TEXTE:
━━━━━━━━━━━━━━━━

On me dit souvent que mes textes sont très denses, du coup, ce qui est bien c'est que c’est cool si c'est bien exécuté dans l'interprétation et que tu marques des esprits, fait ressentir quelque chose. Ça veut dire que tu transmets une émotion et je pense que c'est la raison première pour laquelle je fais ça. Mais, à côté de ça, c'est dommage quand on te dit oui mais je n'ai pas tout assimilé parce que ça va trop vite, il y a trop d'images trop de figures, trop d'effets. Du coup, tu te dis qu'à vouloir trop être partout, tu es nulle part... Je me dis donc des fois que je devrais peut-être prendre le parti pris d'être plus simple. Mais j'ai vraiment du mal à accepter d'être simple dans l'écriture parfois. Et ça peut être dur à vivre je t'avoue quand tu écris...

Après, ce sont des étapes aussi. Aujourd'hui, tu fais comme ça, après en fonction de tout ce qui va se passer, soit tu vas rester comme ça parce qu'il n'y a peut-être pas de vraie raison de changer, soit, si vraiment il faut changer, tu comprendras pourquoi, tu le sentiras et tu changeras... mais si t'as pas de raison...


La raison de changer, c'est, moi j'essaie régulièrement d'apporter quelque chose de différent de nouveau et c'est de pas rester dans une zone trop de confort. Je suis assez admiratif de gens comme Clo Debrito qui avait gagné par exemple un championnat national il y a quelques temps, même championne du monde. En fait et j'ai toujours assez stupéfait de voir à quel point elle pouvait être habile à passer d'un style à un autre en passant d'un texte à un autre, quelque chose de chanté rigolo à quelque chose de plus profond et sombre, enfin je suis assez étonné et admiratif de ça, je me dis bon ba après chaque texte il y a je me dis après chaque texte tu te dois de faire mieux à celui d'après. Quelque fois je ne suis pas sûr que ça soit si productif de se dire ça, mais c’est une vision que je trouve cohérente... Je viens du milieu du sport à la base donc ça peut venir de là, ça peut être utile.


Non mais ce sont des défis que tu te lances!


Oui. Un petit peu...


Du coup, ça t'aide à avancer. Super! Dernière question. Que dirais tu à quelqu'un qui a envie de découvrir le slam pour lui donner envie, susciter sa curiosité ?

━━━━━━━━━━━━━━━━

DONNÉES AFFICHÉES:
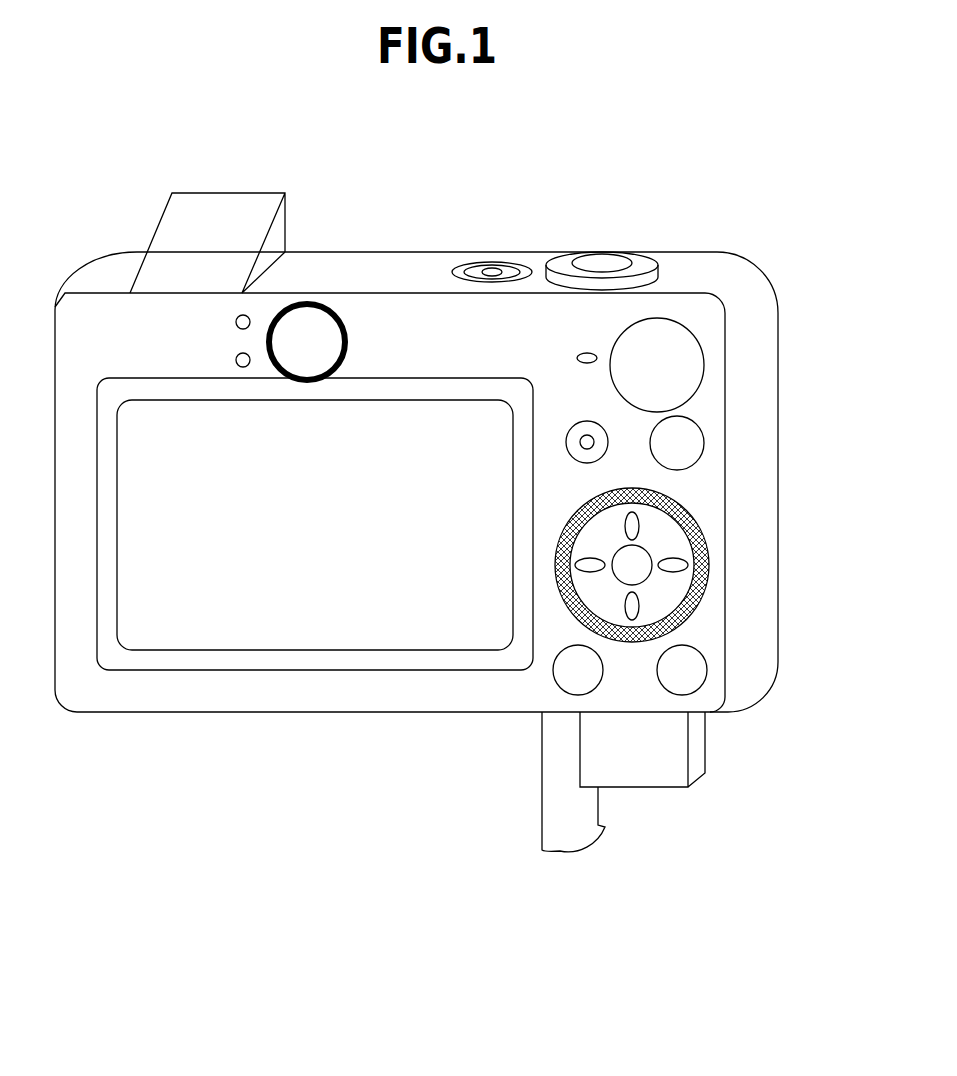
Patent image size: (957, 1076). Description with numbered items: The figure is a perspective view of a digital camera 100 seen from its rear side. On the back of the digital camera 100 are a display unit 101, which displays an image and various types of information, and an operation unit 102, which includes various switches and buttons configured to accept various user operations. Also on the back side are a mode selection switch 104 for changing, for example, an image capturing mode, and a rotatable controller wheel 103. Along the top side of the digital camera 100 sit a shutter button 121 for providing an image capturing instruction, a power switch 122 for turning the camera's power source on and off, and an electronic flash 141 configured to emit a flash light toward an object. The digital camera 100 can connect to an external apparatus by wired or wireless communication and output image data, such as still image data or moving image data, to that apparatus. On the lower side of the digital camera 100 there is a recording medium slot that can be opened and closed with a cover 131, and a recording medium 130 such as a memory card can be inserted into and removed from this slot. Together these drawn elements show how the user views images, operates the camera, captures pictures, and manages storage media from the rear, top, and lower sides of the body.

━━━━━━━━━━━━━━━━

TRAVAIL À FAIRE:
• A. Dans le texte, de quoi y a-t-il trop selon ceux qui disent ne pas avoir tout assimilé ? Donnez tous les éléments cités.
• B. D'après le texte, de quel milieu la personne interrogée vient-elle à la base ?
• C. Expliquez, s'il vous plaît, en une à trois phrases, la raison de changer que donne la personne interrogée dans le texte.

RÉPONSES:
• A. Les images, les figures et les effets.

• B. Du milieu du sport.

• C. La personne interrogée essaie régulièrement d'apporter quelque chose de différent et de nouveau. Elle veut ainsi éviter de rester dans une zone de trop grand confort.